## Objective:
Report how many lines contain "JSON", with no other words.

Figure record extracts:

****************************************

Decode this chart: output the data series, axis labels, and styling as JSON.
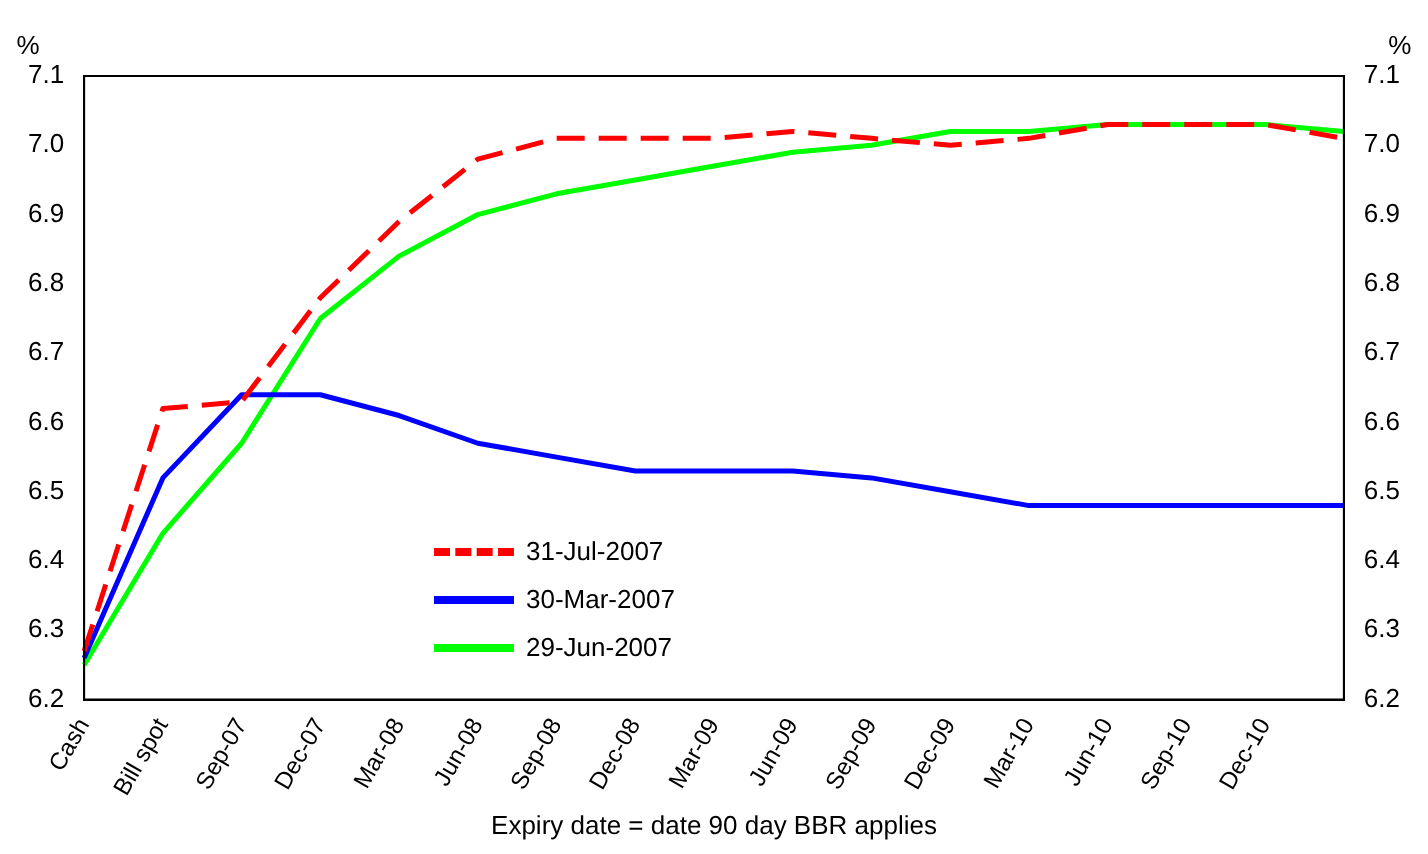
{
  "chart_data": {
    "type": "line",
    "xlabel": "Expiry date = date 90 day BBR applies",
    "ylabel": "%",
    "y2label": "%",
    "categories": [
      "Cash",
      "Bill spot",
      "Sep-07",
      "Dec-07",
      "Mar-08",
      "Jun-08",
      "Sep-08",
      "Dec-08",
      "Mar-09",
      "Jun-09",
      "Sep-09",
      "Dec-09",
      "Mar-10",
      "Jun-10",
      "Sep-10",
      "Dec-10",
      null
    ],
    "series": [
      {
        "name": "31-Jul-2007",
        "color": "#ff0000",
        "line_style": "dashed",
        "values": [
          6.27,
          6.62,
          6.63,
          6.78,
          6.89,
          6.98,
          7.01,
          7.01,
          7.01,
          7.02,
          7.01,
          7.0,
          7.01,
          7.03,
          7.03,
          7.03,
          7.01
        ]
      },
      {
        "name": "30-Mar-2007",
        "color": "#0000ff",
        "line_style": "solid",
        "values": [
          6.26,
          6.52,
          6.64,
          6.64,
          6.61,
          6.57,
          6.55,
          6.53,
          6.53,
          6.53,
          6.52,
          6.5,
          6.48,
          6.48,
          6.48,
          6.48,
          6.48
        ]
      },
      {
        "name": "29-Jun-2007",
        "color": "#00ff00",
        "line_style": "solid",
        "values": [
          6.25,
          6.44,
          6.57,
          6.75,
          6.84,
          6.9,
          6.93,
          6.95,
          6.97,
          6.99,
          7.0,
          7.02,
          7.02,
          7.03,
          7.03,
          7.03,
          7.02
        ]
      }
    ],
    "ylim": [
      6.2,
      7.1
    ],
    "yticks": [
      6.2,
      6.3,
      6.4,
      6.5,
      6.6,
      6.7,
      6.8,
      6.9,
      {
        "value": 7,
        "label": "7.0"
      },
      7.1
    ],
    "y2lim": [
      6.2,
      7.1
    ],
    "y2ticks": [
      6.2,
      6.3,
      6.4,
      6.5,
      6.6,
      6.7,
      6.8,
      6.9,
      {
        "value": 7,
        "label": "7.0"
      },
      7.1
    ],
    "grid": false,
    "legend": "bottom",
    "marker": "none"
  }
}
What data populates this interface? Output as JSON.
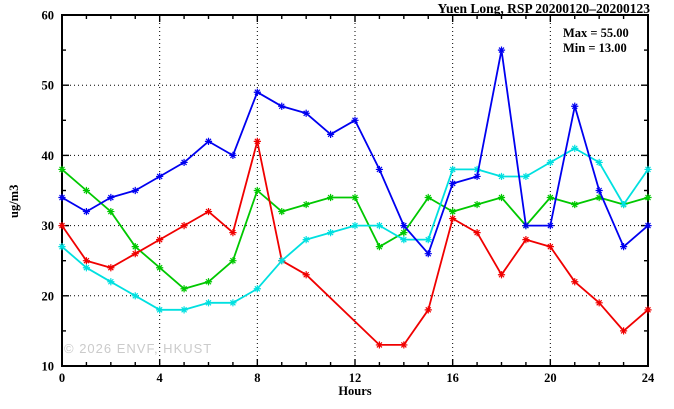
{
  "window": {
    "kind": "air-quality time-series plot",
    "station": "Yuen Long",
    "pollutant": "RSP"
  },
  "chart_data": {
    "type": "line",
    "title": "Yuen Long, RSP 20200120–20200123",
    "xlabel": "Hours",
    "ylabel": "ug/m3",
    "xlim": [
      0,
      24
    ],
    "ylim": [
      10,
      60
    ],
    "x_major_ticks": [
      0,
      4,
      8,
      12,
      16,
      20,
      24
    ],
    "y_major_ticks": [
      10,
      20,
      30,
      40,
      50,
      60
    ],
    "x_minor_step": 1,
    "y_minor_step": 5,
    "grid": "dotted lines at interior major ticks, both axes",
    "legend_position": "none",
    "annotations": {
      "max_label": "Max = 55.00",
      "min_label": "Min = 13.00"
    },
    "watermark": "© 2026 ENVF, HKUST",
    "x": [
      0,
      1,
      2,
      3,
      4,
      5,
      6,
      7,
      8,
      9,
      10,
      11,
      12,
      13,
      14,
      15,
      16,
      17,
      18,
      19,
      20,
      21,
      22,
      23,
      24
    ],
    "series": [
      {
        "name": "green-series",
        "color": "#00c800",
        "values": [
          38,
          35,
          32,
          27,
          24,
          21,
          22,
          25,
          35,
          32,
          33,
          34,
          34,
          27,
          29,
          34,
          32,
          33,
          34,
          30,
          34,
          33,
          34,
          33,
          34
        ]
      },
      {
        "name": "red-series",
        "color": "#f00000",
        "values": [
          30,
          25,
          24,
          26,
          28,
          30,
          32,
          29,
          42,
          25,
          23,
          null,
          null,
          13,
          13,
          18,
          31,
          29,
          23,
          28,
          27,
          22,
          19,
          15,
          18
        ]
      },
      {
        "name": "cyan-series",
        "color": "#00e0e0",
        "values": [
          27,
          24,
          22,
          20,
          18,
          18,
          19,
          19,
          21,
          25,
          28,
          29,
          30,
          30,
          28,
          28,
          38,
          38,
          37,
          37,
          39,
          41,
          39,
          33,
          38
        ]
      },
      {
        "name": "blue-series",
        "color": "#0000f0",
        "values": [
          34,
          32,
          34,
          35,
          37,
          39,
          42,
          40,
          49,
          47,
          46,
          43,
          45,
          38,
          30,
          26,
          36,
          37,
          55,
          30,
          30,
          47,
          35,
          27,
          30
        ]
      }
    ]
  },
  "style_colors": {
    "frame": "#000000",
    "grid": "#000000",
    "watermark_gray": "#cbcbcb"
  }
}
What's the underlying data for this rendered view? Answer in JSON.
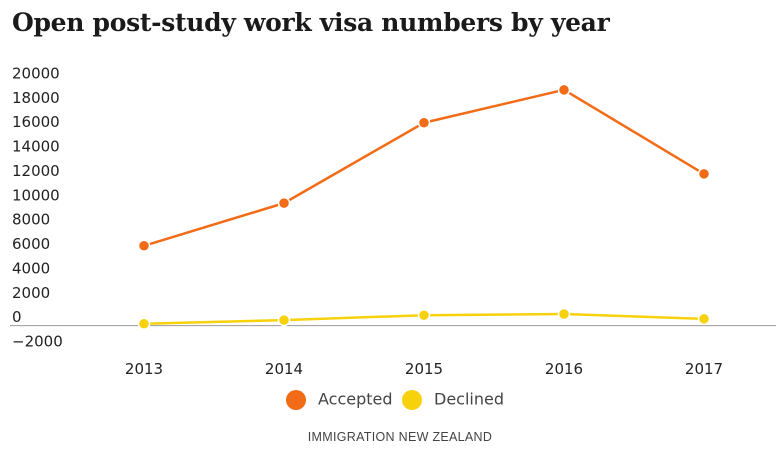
{
  "chart_data": {
    "type": "line",
    "title": "Open post-study work visa numbers by year",
    "x": [
      "2013",
      "2014",
      "2015",
      "2016",
      "2017"
    ],
    "series": [
      {
        "name": "Accepted",
        "color": "#f26b16",
        "values": [
          5900,
          9400,
          16000,
          18700,
          11800
        ]
      },
      {
        "name": "Declined",
        "color": "#f7d10b",
        "values": [
          -500,
          -200,
          200,
          300,
          -100
        ]
      }
    ],
    "yticks": [
      -2000,
      0,
      2000,
      4000,
      6000,
      8000,
      10000,
      12000,
      14000,
      16000,
      18000,
      20000
    ],
    "ylim": [
      -2000,
      20000
    ],
    "legend_position": "bottom-center",
    "grid": false,
    "source": "IMMIGRATION NEW ZEALAND"
  }
}
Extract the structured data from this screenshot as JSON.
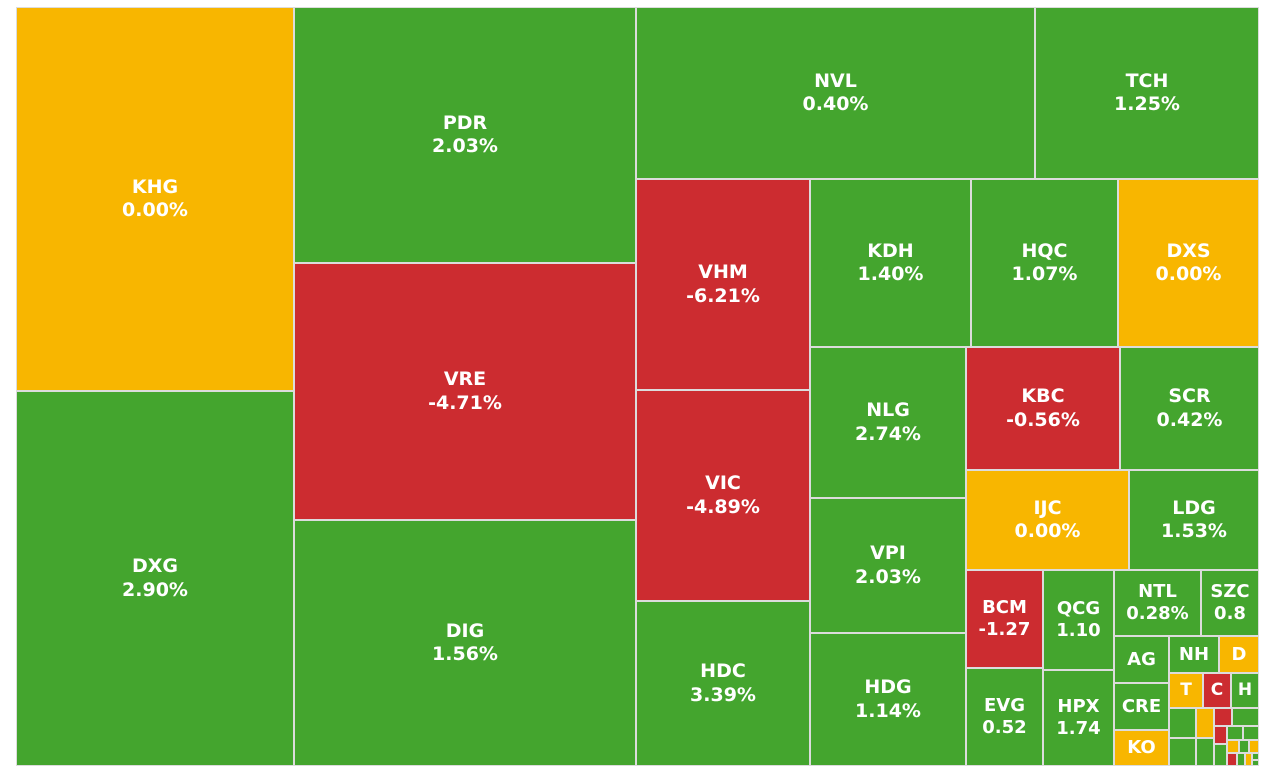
{
  "chart_data": {
    "type": "treemap",
    "colors": {
      "up": "#44a52e",
      "down": "#cc2c30",
      "flat": "#f8b600"
    },
    "items": [
      {
        "name": "KHG",
        "change": "0.00%",
        "status": "flat"
      },
      {
        "name": "DXG",
        "change": "2.90%",
        "status": "up"
      },
      {
        "name": "PDR",
        "change": "2.03%",
        "status": "up"
      },
      {
        "name": "VRE",
        "change": "-4.71%",
        "status": "down"
      },
      {
        "name": "DIG",
        "change": "1.56%",
        "status": "up"
      },
      {
        "name": "NVL",
        "change": "0.40%",
        "status": "up"
      },
      {
        "name": "TCH",
        "change": "1.25%",
        "status": "up"
      },
      {
        "name": "VHM",
        "change": "-6.21%",
        "status": "down"
      },
      {
        "name": "VIC",
        "change": "-4.89%",
        "status": "down"
      },
      {
        "name": "HDC",
        "change": "3.39%",
        "status": "up"
      },
      {
        "name": "KDH",
        "change": "1.40%",
        "status": "up"
      },
      {
        "name": "HQC",
        "change": "1.07%",
        "status": "up"
      },
      {
        "name": "DXS",
        "change": "0.00%",
        "status": "flat"
      },
      {
        "name": "NLG",
        "change": "2.74%",
        "status": "up"
      },
      {
        "name": "KBC",
        "change": "-0.56%",
        "status": "down"
      },
      {
        "name": "SCR",
        "change": "0.42%",
        "status": "up"
      },
      {
        "name": "VPI",
        "change": "2.03%",
        "status": "up"
      },
      {
        "name": "IJC",
        "change": "0.00%",
        "status": "flat"
      },
      {
        "name": "LDG",
        "change": "1.53%",
        "status": "up"
      },
      {
        "name": "HDG",
        "change": "1.14%",
        "status": "up"
      },
      {
        "name": "BCM",
        "change": "-1.27",
        "status": "down"
      },
      {
        "name": "QCG",
        "change": "1.10",
        "status": "up"
      },
      {
        "name": "NTL",
        "change": "0.28%",
        "status": "up"
      },
      {
        "name": "SZC",
        "change": "0.8",
        "status": "up"
      },
      {
        "name": "EVG",
        "change": "0.52",
        "status": "up"
      },
      {
        "name": "HPX",
        "change": "1.74",
        "status": "up"
      },
      {
        "name": "AG",
        "change": "",
        "status": "up"
      },
      {
        "name": "NH",
        "change": "",
        "status": "up"
      },
      {
        "name": "D",
        "change": "",
        "status": "flat"
      },
      {
        "name": "CRE",
        "change": "",
        "status": "up"
      },
      {
        "name": "T",
        "change": "",
        "status": "flat"
      },
      {
        "name": "C",
        "change": "",
        "status": "down"
      },
      {
        "name": "H",
        "change": "",
        "status": "up"
      },
      {
        "name": "KO",
        "change": "",
        "status": "flat"
      },
      {
        "name": "",
        "change": "",
        "status": "up"
      },
      {
        "name": "",
        "change": "",
        "status": "flat"
      },
      {
        "name": "",
        "change": "",
        "status": "down"
      },
      {
        "name": "",
        "change": "",
        "status": "up"
      },
      {
        "name": "",
        "change": "",
        "status": "up"
      },
      {
        "name": "",
        "change": "",
        "status": "down"
      },
      {
        "name": "",
        "change": "",
        "status": "up"
      },
      {
        "name": "",
        "change": "",
        "status": "up"
      },
      {
        "name": "",
        "change": "",
        "status": "up"
      },
      {
        "name": "",
        "change": "",
        "status": "up"
      },
      {
        "name": "",
        "change": "",
        "status": "flat"
      },
      {
        "name": "",
        "change": "",
        "status": "up"
      },
      {
        "name": "",
        "change": "",
        "status": "flat"
      },
      {
        "name": "",
        "change": "",
        "status": "down"
      },
      {
        "name": "",
        "change": "",
        "status": "up"
      },
      {
        "name": "",
        "change": "",
        "status": "flat"
      },
      {
        "name": "",
        "change": "",
        "status": "up"
      },
      {
        "name": "",
        "change": "",
        "status": "up"
      }
    ]
  }
}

****************************************

## Reply to the task:
4